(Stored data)

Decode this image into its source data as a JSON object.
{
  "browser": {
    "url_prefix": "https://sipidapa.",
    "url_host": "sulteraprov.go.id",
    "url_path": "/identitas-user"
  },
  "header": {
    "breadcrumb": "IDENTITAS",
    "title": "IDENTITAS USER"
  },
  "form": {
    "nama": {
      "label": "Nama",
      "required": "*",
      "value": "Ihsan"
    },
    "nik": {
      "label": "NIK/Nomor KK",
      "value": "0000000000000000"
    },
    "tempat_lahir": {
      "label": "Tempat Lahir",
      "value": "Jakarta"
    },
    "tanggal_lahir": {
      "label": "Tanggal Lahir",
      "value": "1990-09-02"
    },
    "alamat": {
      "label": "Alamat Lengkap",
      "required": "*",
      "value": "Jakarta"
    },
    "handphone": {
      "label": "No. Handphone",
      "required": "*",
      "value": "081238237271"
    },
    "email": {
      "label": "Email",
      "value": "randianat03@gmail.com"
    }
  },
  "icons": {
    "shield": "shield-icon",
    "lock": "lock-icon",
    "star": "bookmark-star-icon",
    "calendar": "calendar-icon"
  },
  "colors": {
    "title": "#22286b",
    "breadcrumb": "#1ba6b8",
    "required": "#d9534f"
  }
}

WORK TO COMPLETE = Pull out every line of the entries that includes the word "value".

OUTPUT =
      "value": "Ihsan"
      "value": "0000000000000000"
      "value": "Jakarta"
      "value": "1990-09-02"
      "value": "Jakarta"
      "value": "081238237271"
      "value": "randianat03@gmail.com"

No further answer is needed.